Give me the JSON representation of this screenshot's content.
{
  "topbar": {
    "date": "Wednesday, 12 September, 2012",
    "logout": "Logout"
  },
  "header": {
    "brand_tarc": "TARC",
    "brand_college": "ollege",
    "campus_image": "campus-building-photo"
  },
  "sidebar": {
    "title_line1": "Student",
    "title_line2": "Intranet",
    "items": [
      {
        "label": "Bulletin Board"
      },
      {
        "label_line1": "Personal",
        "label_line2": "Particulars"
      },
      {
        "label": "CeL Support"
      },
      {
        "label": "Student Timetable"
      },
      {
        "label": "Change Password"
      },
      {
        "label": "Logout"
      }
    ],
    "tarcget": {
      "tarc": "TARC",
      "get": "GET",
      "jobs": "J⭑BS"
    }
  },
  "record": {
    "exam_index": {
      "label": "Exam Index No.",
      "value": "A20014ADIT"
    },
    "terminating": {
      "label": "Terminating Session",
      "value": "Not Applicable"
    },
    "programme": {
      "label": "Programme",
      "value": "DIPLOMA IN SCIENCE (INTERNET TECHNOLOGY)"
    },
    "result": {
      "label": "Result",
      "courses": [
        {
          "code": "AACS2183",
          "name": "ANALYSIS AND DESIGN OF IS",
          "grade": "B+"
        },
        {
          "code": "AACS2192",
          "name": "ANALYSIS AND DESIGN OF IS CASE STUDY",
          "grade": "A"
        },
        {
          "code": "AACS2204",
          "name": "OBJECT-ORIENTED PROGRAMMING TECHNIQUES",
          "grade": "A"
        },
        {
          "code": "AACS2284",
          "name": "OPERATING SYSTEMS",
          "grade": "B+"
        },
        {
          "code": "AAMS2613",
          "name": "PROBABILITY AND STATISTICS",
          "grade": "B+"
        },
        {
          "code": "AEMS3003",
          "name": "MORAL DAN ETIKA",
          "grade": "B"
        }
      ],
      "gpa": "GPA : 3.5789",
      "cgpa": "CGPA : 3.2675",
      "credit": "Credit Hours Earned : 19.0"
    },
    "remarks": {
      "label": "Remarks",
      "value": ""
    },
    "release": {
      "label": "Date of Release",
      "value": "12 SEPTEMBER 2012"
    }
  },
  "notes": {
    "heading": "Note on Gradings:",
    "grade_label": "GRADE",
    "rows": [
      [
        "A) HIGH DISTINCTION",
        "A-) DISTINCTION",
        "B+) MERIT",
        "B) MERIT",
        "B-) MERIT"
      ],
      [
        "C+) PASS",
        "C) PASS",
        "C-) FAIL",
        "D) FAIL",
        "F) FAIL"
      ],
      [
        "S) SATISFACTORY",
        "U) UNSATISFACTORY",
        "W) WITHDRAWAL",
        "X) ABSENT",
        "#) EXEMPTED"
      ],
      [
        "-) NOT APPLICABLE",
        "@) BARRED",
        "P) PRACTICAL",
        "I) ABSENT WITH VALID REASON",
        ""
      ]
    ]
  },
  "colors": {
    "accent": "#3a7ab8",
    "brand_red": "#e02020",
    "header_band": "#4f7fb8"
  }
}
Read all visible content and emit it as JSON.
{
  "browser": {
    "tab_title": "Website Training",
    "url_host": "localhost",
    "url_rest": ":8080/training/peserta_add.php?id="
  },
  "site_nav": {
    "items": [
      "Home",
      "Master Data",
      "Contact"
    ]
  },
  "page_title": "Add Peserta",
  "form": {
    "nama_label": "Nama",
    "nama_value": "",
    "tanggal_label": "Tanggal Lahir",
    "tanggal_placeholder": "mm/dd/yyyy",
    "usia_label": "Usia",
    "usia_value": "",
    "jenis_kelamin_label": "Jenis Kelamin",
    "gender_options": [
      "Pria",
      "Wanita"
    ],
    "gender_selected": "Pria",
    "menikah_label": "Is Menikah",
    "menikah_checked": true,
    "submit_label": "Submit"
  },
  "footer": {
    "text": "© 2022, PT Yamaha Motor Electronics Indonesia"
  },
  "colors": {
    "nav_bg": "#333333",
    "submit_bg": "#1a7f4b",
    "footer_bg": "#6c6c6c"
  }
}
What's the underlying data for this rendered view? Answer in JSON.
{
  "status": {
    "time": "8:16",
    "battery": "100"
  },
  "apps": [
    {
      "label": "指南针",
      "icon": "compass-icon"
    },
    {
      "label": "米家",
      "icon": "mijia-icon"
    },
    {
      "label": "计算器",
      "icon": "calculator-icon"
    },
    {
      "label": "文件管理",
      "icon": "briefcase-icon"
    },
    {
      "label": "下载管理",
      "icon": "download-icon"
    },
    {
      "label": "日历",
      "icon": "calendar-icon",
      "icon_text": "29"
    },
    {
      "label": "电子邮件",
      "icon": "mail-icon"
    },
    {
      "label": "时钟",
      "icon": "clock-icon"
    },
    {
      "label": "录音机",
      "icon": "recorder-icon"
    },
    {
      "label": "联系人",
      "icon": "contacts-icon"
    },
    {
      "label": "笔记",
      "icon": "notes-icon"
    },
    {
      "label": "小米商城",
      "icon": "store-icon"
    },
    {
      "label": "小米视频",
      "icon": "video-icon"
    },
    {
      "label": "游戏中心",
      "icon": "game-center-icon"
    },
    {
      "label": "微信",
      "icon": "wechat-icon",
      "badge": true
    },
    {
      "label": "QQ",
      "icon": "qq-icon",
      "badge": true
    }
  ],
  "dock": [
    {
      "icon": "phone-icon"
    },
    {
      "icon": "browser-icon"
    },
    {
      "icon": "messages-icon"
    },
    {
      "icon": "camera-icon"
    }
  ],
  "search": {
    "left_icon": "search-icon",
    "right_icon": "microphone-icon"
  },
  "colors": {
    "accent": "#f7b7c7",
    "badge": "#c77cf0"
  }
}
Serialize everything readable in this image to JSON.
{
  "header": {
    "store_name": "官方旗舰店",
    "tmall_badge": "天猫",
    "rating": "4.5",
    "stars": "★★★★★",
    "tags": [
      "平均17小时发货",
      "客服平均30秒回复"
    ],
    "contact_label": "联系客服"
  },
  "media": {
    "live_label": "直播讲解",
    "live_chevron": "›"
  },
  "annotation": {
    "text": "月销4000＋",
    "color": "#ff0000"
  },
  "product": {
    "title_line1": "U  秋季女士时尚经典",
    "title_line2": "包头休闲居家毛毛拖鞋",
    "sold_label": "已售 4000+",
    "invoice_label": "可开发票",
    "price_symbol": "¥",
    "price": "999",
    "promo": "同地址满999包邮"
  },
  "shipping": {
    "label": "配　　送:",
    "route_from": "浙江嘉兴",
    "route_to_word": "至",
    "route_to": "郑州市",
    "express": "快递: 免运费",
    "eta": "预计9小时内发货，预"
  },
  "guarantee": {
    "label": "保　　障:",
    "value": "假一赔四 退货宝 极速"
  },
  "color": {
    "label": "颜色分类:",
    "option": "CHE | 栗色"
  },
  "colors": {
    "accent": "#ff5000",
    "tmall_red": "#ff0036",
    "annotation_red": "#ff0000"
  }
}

* * * * * * *

# The exercise
All of the data must be returned exactly.

# Output for this task
Give me the JSON representation of this screenshot's content.
{
  "topbar": {
    "date": "Wednesday, 12 September, 2012",
    "logout": "Logout"
  },
  "header": {
    "brand_tarc": "TARC",
    "brand_college": "ollege",
    "campus_image": "campus-building-photo"
  },
  "sidebar": {
    "title_line1": "Student",
    "title_line2": "Intranet",
    "items": [
      {
        "label": "Bulletin Board"
      },
      {
        "label_line1": "Personal",
        "label_line2": "Particulars"
      },
      {
        "label": "CeL Support"
      },
      {
        "label": "Student Timetable"
      },
      {
        "label": "Change Password"
      },
      {
        "label": "Logout"
      }
    ],
    "tarcget": {
      "tarc": "TARC",
      "get": "GET",
      "jobs": "J⭑BS"
    }
  },
  "record": {
    "exam_index": {
      "label": "Exam Index No.",
      "value": "A20014ADIT"
    },
    "terminating": {
      "label": "Terminating Session",
      "value": "Not Applicable"
    },
    "programme": {
      "label": "Programme",
      "value": "DIPLOMA IN SCIENCE (INTERNET TECHNOLOGY)"
    },
    "result": {
      "label": "Result",
      "courses": [
        {
          "code": "AACS2183",
          "name": "ANALYSIS AND DESIGN OF IS",
          "grade": "B+"
        },
        {
          "code": "AACS2192",
          "name": "ANALYSIS AND DESIGN OF IS CASE STUDY",
          "grade": "A"
        },
        {
          "code": "AACS2204",
          "name": "OBJECT-ORIENTED PROGRAMMING TECHNIQUES",
          "grade": "A"
        },
        {
          "code": "AACS2284",
          "name": "OPERATING SYSTEMS",
          "grade": "B+"
        },
        {
          "code": "AAMS2613",
          "name": "PROBABILITY AND STATISTICS",
          "grade": "B+"
        },
        {
          "code": "AEMS3003",
          "name": "MORAL DAN ETIKA",
          "grade": "B"
        }
      ],
      "gpa": "GPA : 3.5789",
      "cgpa": "CGPA : 3.2675",
      "credit": "Credit Hours Earned : 19.0"
    },
    "remarks": {
      "label": "Remarks",
      "value": ""
    },
    "release": {
      "label": "Date of Release",
      "value": "12 SEPTEMBER 2012"
    }
  },
  "notes": {
    "heading": "Note on Gradings:",
    "grade_label": "GRADE",
    "rows": [
      [
        "A) HIGH DISTINCTION",
        "A-) DISTINCTION",
        "B+) MERIT",
        "B) MERIT",
        "B-) MERIT"
      ],
      [
        "C+) PASS",
        "C) PASS",
        "C-) FAIL",
        "D) FAIL",
        "F) FAIL"
      ],
      [
        "S) SATISFACTORY",
        "U) UNSATISFACTORY",
        "W) WITHDRAWAL",
        "X) ABSENT",
        "#) EXEMPTED"
      ],
      [
        "-) NOT APPLICABLE",
        "@) BARRED",
        "P) PRACTICAL",
        "I) ABSENT WITH VALID REASON",
        ""
      ]
    ]
  },
  "colors": {
    "accent": "#3a7ab8",
    "brand_red": "#e02020",
    "header_band": "#4f7fb8"
  }
}
Read all visible content and emit it as JSON.
{
  "browser": {
    "tab_title": "Website Training",
    "url_host": "localhost",
    "url_rest": ":8080/training/peserta_add.php?id="
  },
  "site_nav": {
    "items": [
      "Home",
      "Master Data",
      "Contact"
    ]
  },
  "page_title": "Add Peserta",
  "form": {
    "nama_label": "Nama",
    "nama_value": "",
    "tanggal_label": "Tanggal Lahir",
    "tanggal_placeholder": "mm/dd/yyyy",
    "usia_label": "Usia",
    "usia_value": "",
    "jenis_kelamin_label": "Jenis Kelamin",
    "gender_options": [
      "Pria",
      "Wanita"
    ],
    "gender_selected": "Pria",
    "menikah_label": "Is Menikah",
    "menikah_checked": true,
    "submit_label": "Submit"
  },
  "footer": {
    "text": "© 2022, PT Yamaha Motor Electronics Indonesia"
  },
  "colors": {
    "nav_bg": "#333333",
    "submit_bg": "#1a7f4b",
    "footer_bg": "#6c6c6c"
  }
}
What's the underlying data for this rendered view? Answer in JSON.
{
  "status": {
    "time": "8:16",
    "battery": "100"
  },
  "apps": [
    {
      "label": "指南针",
      "icon": "compass-icon"
    },
    {
      "label": "米家",
      "icon": "mijia-icon"
    },
    {
      "label": "计算器",
      "icon": "calculator-icon"
    },
    {
      "label": "文件管理",
      "icon": "briefcase-icon"
    },
    {
      "label": "下载管理",
      "icon": "download-icon"
    },
    {
      "label": "日历",
      "icon": "calendar-icon",
      "icon_text": "29"
    },
    {
      "label": "电子邮件",
      "icon": "mail-icon"
    },
    {
      "label": "时钟",
      "icon": "clock-icon"
    },
    {
      "label": "录音机",
      "icon": "recorder-icon"
    },
    {
      "label": "联系人",
      "icon": "contacts-icon"
    },
    {
      "label": "笔记",
      "icon": "notes-icon"
    },
    {
      "label": "小米商城",
      "icon": "store-icon"
    },
    {
      "label": "小米视频",
      "icon": "video-icon"
    },
    {
      "label": "游戏中心",
      "icon": "game-center-icon"
    },
    {
      "label": "微信",
      "icon": "wechat-icon",
      "badge": true
    },
    {
      "label": "QQ",
      "icon": "qq-icon",
      "badge": true
    }
  ],
  "dock": [
    {
      "icon": "phone-icon"
    },
    {
      "icon": "browser-icon"
    },
    {
      "icon": "messages-icon"
    },
    {
      "icon": "camera-icon"
    }
  ],
  "search": {
    "left_icon": "search-icon",
    "right_icon": "microphone-icon"
  },
  "colors": {
    "accent": "#f7b7c7",
    "badge": "#c77cf0"
  }
}
Serialize everything readable in this image to JSON.
{
  "header": {
    "store_name": "官方旗舰店",
    "tmall_badge": "天猫",
    "rating": "4.5",
    "stars": "★★★★★",
    "tags": [
      "平均17小时发货",
      "客服平均30秒回复"
    ],
    "contact_label": "联系客服"
  },
  "media": {
    "live_label": "直播讲解",
    "live_chevron": "›"
  },
  "annotation": {
    "text": "月销4000＋",
    "color": "#ff0000"
  },
  "product": {
    "title_line1": "U  秋季女士时尚经典",
    "title_line2": "包头休闲居家毛毛拖鞋",
    "sold_label": "已售 4000+",
    "invoice_label": "可开发票",
    "price_symbol": "¥",
    "price": "999",
    "promo": "同地址满999包邮"
  },
  "shipping": {
    "label": "配　　送:",
    "route_from": "浙江嘉兴",
    "route_to_word": "至",
    "route_to": "郑州市",
    "express": "快递: 免运费",
    "eta": "预计9小时内发货，预"
  },
  "guarantee": {
    "label": "保　　障:",
    "value": "假一赔四 退货宝 极速"
  },
  "color": {
    "label": "颜色分类:",
    "option": "CHE | 栗色"
  },
  "colors": {
    "accent": "#ff5000",
    "tmall_red": "#ff0036",
    "annotation_red": "#ff0000"
  }
}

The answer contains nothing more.